* **GIVEN PROBLEM**
Word for word, set down the records and skip each picture.

* **DATA SUPPLIED**
------------------------------

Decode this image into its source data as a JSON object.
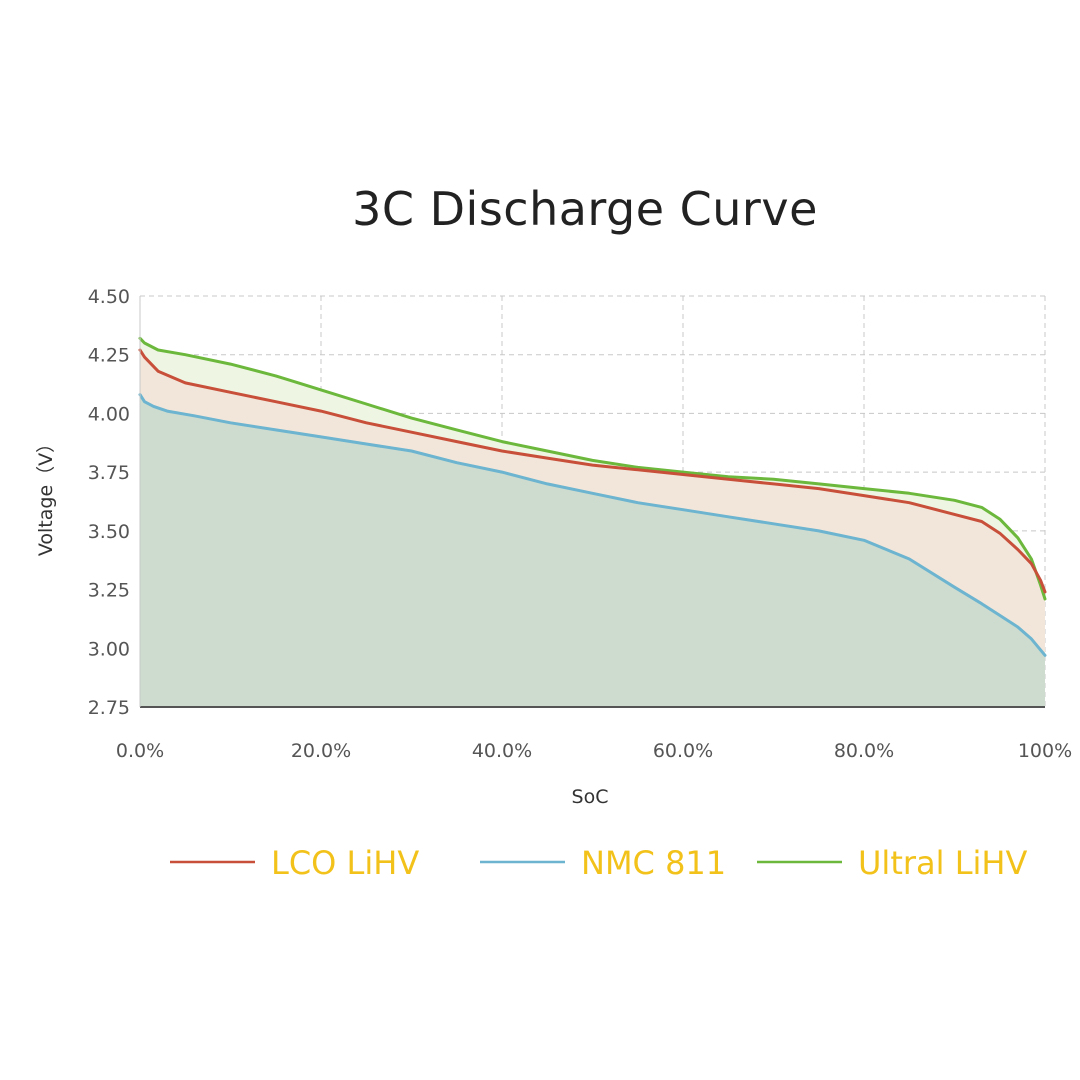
{
  "chart_data": {
    "type": "area",
    "title": "3C Discharge Curve",
    "xlabel": "SoC",
    "ylabel": "Voltage（V）",
    "x_tick_labels": [
      "0.0%",
      "20.0%",
      "40.0%",
      "60.0%",
      "80.0%",
      "100%"
    ],
    "y_tick_labels": [
      "4.50",
      "4.25",
      "4.00",
      "3.75",
      "3.50",
      "3.25",
      "3.00",
      "2.75"
    ],
    "xlim": [
      0,
      100
    ],
    "ylim": [
      2.75,
      4.5
    ],
    "grid": true,
    "legend_position": "bottom",
    "series": [
      {
        "name": "Ultral LiHV",
        "color": "#6cb83c",
        "fill": "#eef6e3",
        "x": [
          0,
          0.5,
          2,
          5,
          10,
          15,
          20,
          25,
          30,
          35,
          40,
          45,
          50,
          55,
          60,
          65,
          70,
          75,
          80,
          85,
          90,
          93,
          95,
          97,
          98.5,
          99.5,
          100
        ],
        "y": [
          4.32,
          4.3,
          4.27,
          4.25,
          4.21,
          4.16,
          4.1,
          4.04,
          3.98,
          3.93,
          3.88,
          3.84,
          3.8,
          3.77,
          3.75,
          3.73,
          3.72,
          3.7,
          3.68,
          3.66,
          3.63,
          3.6,
          3.55,
          3.47,
          3.38,
          3.27,
          3.21
        ]
      },
      {
        "name": "LCO LiHV",
        "color": "#c8503a",
        "fill": "#f2e6da",
        "x": [
          0,
          0.5,
          2,
          5,
          10,
          15,
          20,
          25,
          30,
          35,
          40,
          45,
          50,
          55,
          60,
          65,
          70,
          75,
          80,
          85,
          90,
          93,
          95,
          97,
          98.5,
          99.5,
          100
        ],
        "y": [
          4.27,
          4.24,
          4.18,
          4.13,
          4.09,
          4.05,
          4.01,
          3.96,
          3.92,
          3.88,
          3.84,
          3.81,
          3.78,
          3.76,
          3.74,
          3.72,
          3.7,
          3.68,
          3.65,
          3.62,
          3.57,
          3.54,
          3.49,
          3.42,
          3.36,
          3.29,
          3.24
        ]
      },
      {
        "name": "NMC 811",
        "color": "#6cb4cf",
        "fill": "#cddccf",
        "x": [
          0,
          0.5,
          1.5,
          3,
          6,
          10,
          15,
          20,
          25,
          30,
          35,
          40,
          45,
          50,
          55,
          60,
          65,
          70,
          75,
          80,
          85,
          90,
          93,
          95,
          97,
          98.5,
          100
        ],
        "y": [
          4.08,
          4.05,
          4.03,
          4.01,
          3.99,
          3.96,
          3.93,
          3.9,
          3.87,
          3.84,
          3.79,
          3.75,
          3.7,
          3.66,
          3.62,
          3.59,
          3.56,
          3.53,
          3.5,
          3.46,
          3.38,
          3.26,
          3.19,
          3.14,
          3.09,
          3.04,
          2.97
        ]
      }
    ]
  }
}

------------------------------

* **REPLY TO THE TASK**
Decode this image into its source data as a JSON object.
{
  "chart_data": {
    "type": "area",
    "title": "3C Discharge Curve",
    "xlabel": "SoC",
    "ylabel": "Voltage（V）",
    "x_tick_labels": [
      "0.0%",
      "20.0%",
      "40.0%",
      "60.0%",
      "80.0%",
      "100%"
    ],
    "y_tick_labels": [
      "4.50",
      "4.25",
      "4.00",
      "3.75",
      "3.50",
      "3.25",
      "3.00",
      "2.75"
    ],
    "xlim": [
      0,
      100
    ],
    "ylim": [
      2.75,
      4.5
    ],
    "grid": true,
    "legend_position": "bottom",
    "series": [
      {
        "name": "Ultral LiHV",
        "color": "#6cb83c",
        "fill": "#eef6e3",
        "x": [
          0,
          0.5,
          2,
          5,
          10,
          15,
          20,
          25,
          30,
          35,
          40,
          45,
          50,
          55,
          60,
          65,
          70,
          75,
          80,
          85,
          90,
          93,
          95,
          97,
          98.5,
          99.5,
          100
        ],
        "y": [
          4.32,
          4.3,
          4.27,
          4.25,
          4.21,
          4.16,
          4.1,
          4.04,
          3.98,
          3.93,
          3.88,
          3.84,
          3.8,
          3.77,
          3.75,
          3.73,
          3.72,
          3.7,
          3.68,
          3.66,
          3.63,
          3.6,
          3.55,
          3.47,
          3.38,
          3.27,
          3.21
        ]
      },
      {
        "name": "LCO LiHV",
        "color": "#c8503a",
        "fill": "#f2e6da",
        "x": [
          0,
          0.5,
          2,
          5,
          10,
          15,
          20,
          25,
          30,
          35,
          40,
          45,
          50,
          55,
          60,
          65,
          70,
          75,
          80,
          85,
          90,
          93,
          95,
          97,
          98.5,
          99.5,
          100
        ],
        "y": [
          4.27,
          4.24,
          4.18,
          4.13,
          4.09,
          4.05,
          4.01,
          3.96,
          3.92,
          3.88,
          3.84,
          3.81,
          3.78,
          3.76,
          3.74,
          3.72,
          3.7,
          3.68,
          3.65,
          3.62,
          3.57,
          3.54,
          3.49,
          3.42,
          3.36,
          3.29,
          3.24
        ]
      },
      {
        "name": "NMC 811",
        "color": "#6cb4cf",
        "fill": "#cddccf",
        "x": [
          0,
          0.5,
          1.5,
          3,
          6,
          10,
          15,
          20,
          25,
          30,
          35,
          40,
          45,
          50,
          55,
          60,
          65,
          70,
          75,
          80,
          85,
          90,
          93,
          95,
          97,
          98.5,
          100
        ],
        "y": [
          4.08,
          4.05,
          4.03,
          4.01,
          3.99,
          3.96,
          3.93,
          3.9,
          3.87,
          3.84,
          3.79,
          3.75,
          3.7,
          3.66,
          3.62,
          3.59,
          3.56,
          3.53,
          3.5,
          3.46,
          3.38,
          3.26,
          3.19,
          3.14,
          3.09,
          3.04,
          2.97
        ]
      }
    ]
  }
}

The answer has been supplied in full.